Rows from a dataset:
- - -

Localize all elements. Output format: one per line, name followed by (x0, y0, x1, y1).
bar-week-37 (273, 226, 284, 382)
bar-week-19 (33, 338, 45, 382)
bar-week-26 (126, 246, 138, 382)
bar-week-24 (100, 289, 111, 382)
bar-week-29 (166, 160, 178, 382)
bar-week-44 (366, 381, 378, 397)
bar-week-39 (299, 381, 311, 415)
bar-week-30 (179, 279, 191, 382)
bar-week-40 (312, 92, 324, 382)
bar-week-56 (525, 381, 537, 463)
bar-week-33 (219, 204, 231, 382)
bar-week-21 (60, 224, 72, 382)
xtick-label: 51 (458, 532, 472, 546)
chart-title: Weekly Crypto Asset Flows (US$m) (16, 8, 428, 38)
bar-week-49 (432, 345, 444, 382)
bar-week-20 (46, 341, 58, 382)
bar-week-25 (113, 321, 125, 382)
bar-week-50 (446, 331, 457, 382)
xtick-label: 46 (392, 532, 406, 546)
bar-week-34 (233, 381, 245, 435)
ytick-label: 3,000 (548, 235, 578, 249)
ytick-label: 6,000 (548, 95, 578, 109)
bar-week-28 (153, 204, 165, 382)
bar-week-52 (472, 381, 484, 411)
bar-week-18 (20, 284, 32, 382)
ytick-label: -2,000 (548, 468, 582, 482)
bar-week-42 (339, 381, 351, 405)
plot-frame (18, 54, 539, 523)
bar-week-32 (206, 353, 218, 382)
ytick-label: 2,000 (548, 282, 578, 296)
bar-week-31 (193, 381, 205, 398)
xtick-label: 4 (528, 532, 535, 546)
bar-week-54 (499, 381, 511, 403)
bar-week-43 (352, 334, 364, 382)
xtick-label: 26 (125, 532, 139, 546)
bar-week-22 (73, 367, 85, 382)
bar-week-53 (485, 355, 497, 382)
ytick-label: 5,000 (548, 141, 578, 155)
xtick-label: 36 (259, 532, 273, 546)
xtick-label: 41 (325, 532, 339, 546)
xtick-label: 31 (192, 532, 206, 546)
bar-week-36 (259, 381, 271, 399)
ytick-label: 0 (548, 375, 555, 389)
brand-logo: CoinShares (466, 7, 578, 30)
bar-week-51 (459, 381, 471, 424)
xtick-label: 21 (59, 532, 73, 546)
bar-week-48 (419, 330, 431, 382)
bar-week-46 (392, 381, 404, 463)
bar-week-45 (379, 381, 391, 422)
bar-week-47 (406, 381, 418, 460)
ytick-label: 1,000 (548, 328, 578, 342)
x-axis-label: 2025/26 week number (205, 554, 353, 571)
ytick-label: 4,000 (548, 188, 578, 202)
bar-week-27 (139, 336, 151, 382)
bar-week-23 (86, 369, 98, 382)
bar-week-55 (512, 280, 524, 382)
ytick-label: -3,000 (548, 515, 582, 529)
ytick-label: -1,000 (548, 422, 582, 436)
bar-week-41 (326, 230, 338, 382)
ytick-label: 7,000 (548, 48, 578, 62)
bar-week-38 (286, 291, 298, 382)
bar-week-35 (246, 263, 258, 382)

- - -

Given task: Write out the material unchanged, from its first line through the line containing "ytick-label: -2,000 (548, 468, 582, 482)", with both of those lines included.

Answer for the task:
Localize all elements. Output format: one per line, name followed by (x0, y0, x1, y1).
bar-week-37 (273, 226, 284, 382)
bar-week-19 (33, 338, 45, 382)
bar-week-26 (126, 246, 138, 382)
bar-week-24 (100, 289, 111, 382)
bar-week-29 (166, 160, 178, 382)
bar-week-44 (366, 381, 378, 397)
bar-week-39 (299, 381, 311, 415)
bar-week-30 (179, 279, 191, 382)
bar-week-40 (312, 92, 324, 382)
bar-week-56 (525, 381, 537, 463)
bar-week-33 (219, 204, 231, 382)
bar-week-21 (60, 224, 72, 382)
xtick-label: 51 (458, 532, 472, 546)
chart-title: Weekly Crypto Asset Flows (US$m) (16, 8, 428, 38)
bar-week-49 (432, 345, 444, 382)
bar-week-20 (46, 341, 58, 382)
bar-week-25 (113, 321, 125, 382)
bar-week-50 (446, 331, 457, 382)
xtick-label: 46 (392, 532, 406, 546)
bar-week-34 (233, 381, 245, 435)
ytick-label: 3,000 (548, 235, 578, 249)
ytick-label: 6,000 (548, 95, 578, 109)
bar-week-28 (153, 204, 165, 382)
bar-week-52 (472, 381, 484, 411)
bar-week-18 (20, 284, 32, 382)
ytick-label: -2,000 (548, 468, 582, 482)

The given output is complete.